AIM:
Of all the lines in the material, how many include the word "domain"? Give only the number.

DATA FOR PROCESSING:
┄┄┄┄┄┄

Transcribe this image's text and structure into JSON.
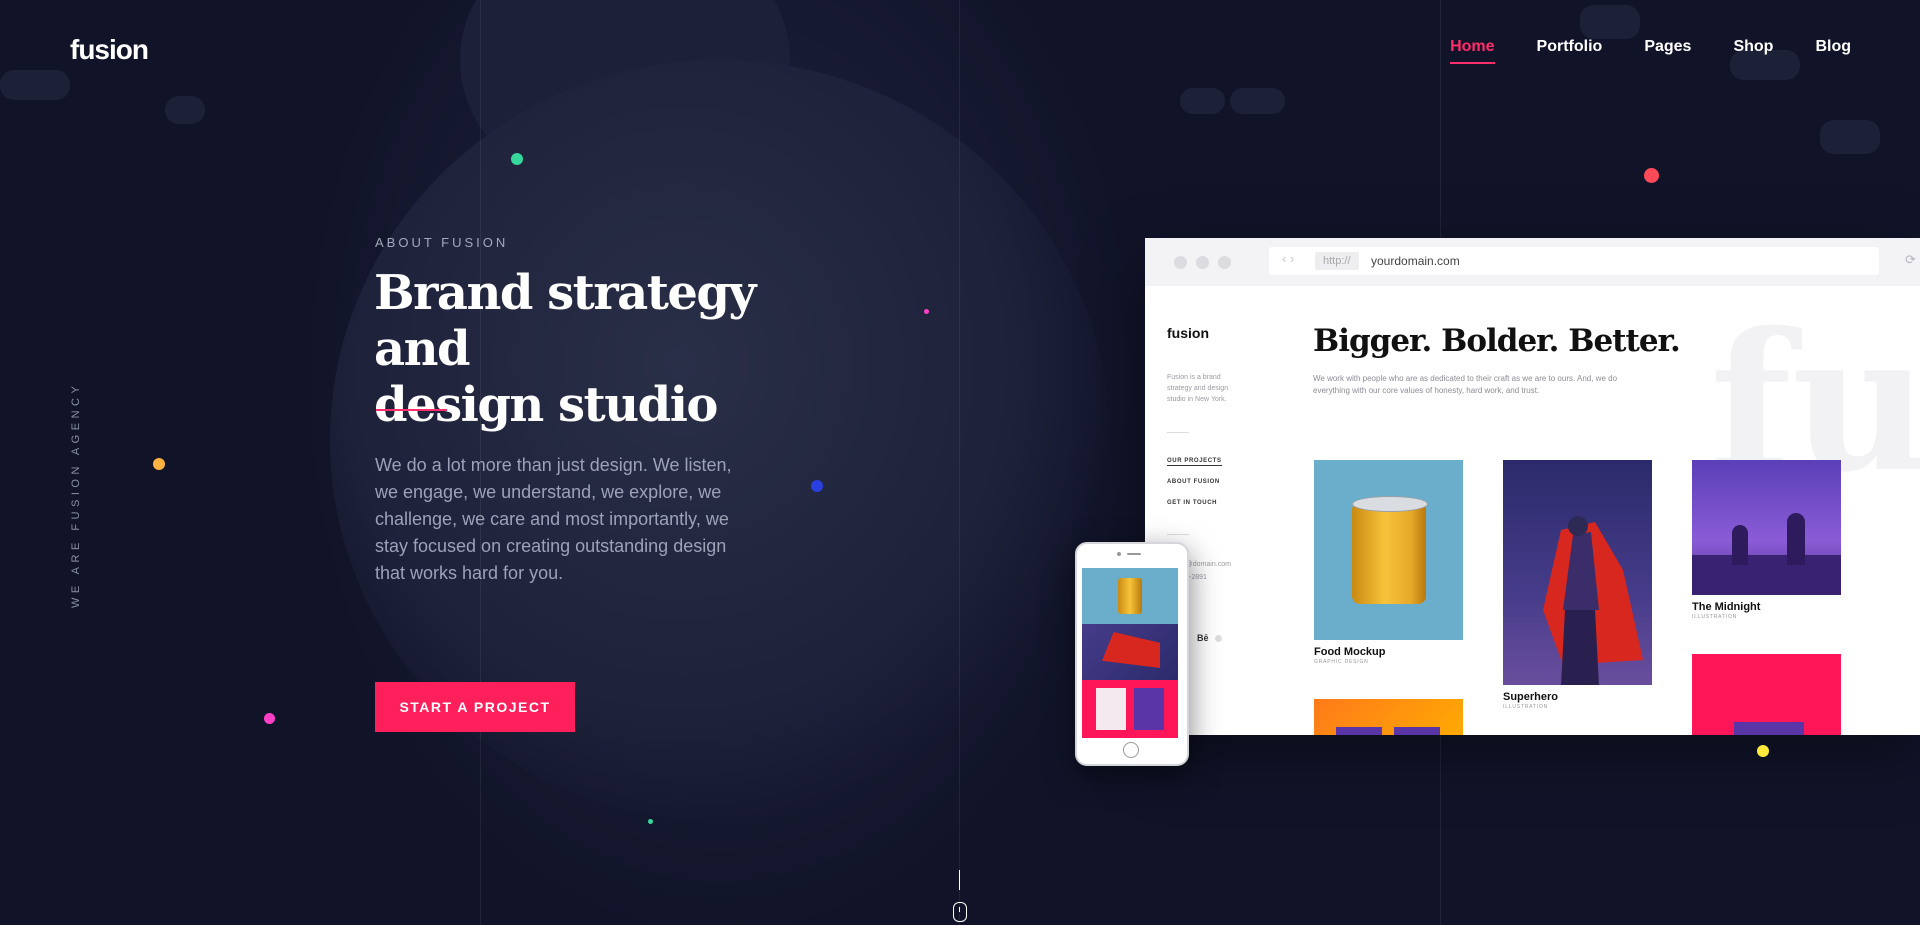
{
  "brand": {
    "logo": "fusion"
  },
  "nav": {
    "items": [
      {
        "label": "Home",
        "active": true
      },
      {
        "label": "Portfolio",
        "active": false
      },
      {
        "label": "Pages",
        "active": false
      },
      {
        "label": "Shop",
        "active": false
      },
      {
        "label": "Blog",
        "active": false
      }
    ]
  },
  "side_text": "WE ARE FUSION AGENCY",
  "hero": {
    "eyebrow": "ABOUT FUSION",
    "headline_line1": "Brand strategy and",
    "headline_line2": "design studio",
    "body": "We do a lot more than just design. We listen, we engage, we understand, we explore, we challenge, we care and most importantly, we stay focused on creating outstanding design that works hard for you.",
    "cta_label": "START A PROJECT"
  },
  "browser": {
    "protocol": "http://",
    "domain": "yourdomain.com",
    "logo": "fusion",
    "about": "Fusion is a brand strategy and design studio in New York.",
    "nav": [
      "OUR PROJECTS",
      "ABOUT FUSION",
      "GET IN TOUCH"
    ],
    "email": "fusion@domain.com",
    "phone": "+1-404-2891",
    "social": "Bē",
    "watermark": "fu",
    "title": "Bigger. Bolder. Better.",
    "subtitle": "We work with people who are as dedicated to their craft as we are to ours. And, we do everything with our core values of honesty, hard work, and trust.",
    "projects": [
      {
        "name": "Food Mockup",
        "category": "GRAPHIC DESIGN"
      },
      {
        "name": "Superhero",
        "category": "ILLUSTRATION"
      },
      {
        "name": "The Midnight",
        "category": "ILLUSTRATION"
      }
    ]
  },
  "colors": {
    "background": "#121630",
    "accent": "#ff1f5a",
    "dot_green": "#36d89b",
    "dot_red": "#ff4a5a",
    "dot_orange": "#ffb23f",
    "dot_blue": "#2a3fe0",
    "dot_pink": "#ff3fc8",
    "dot_yellow": "#ffe93a"
  }
}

┄┄┄┄┄┄

WRITTEN SOLUTION:
2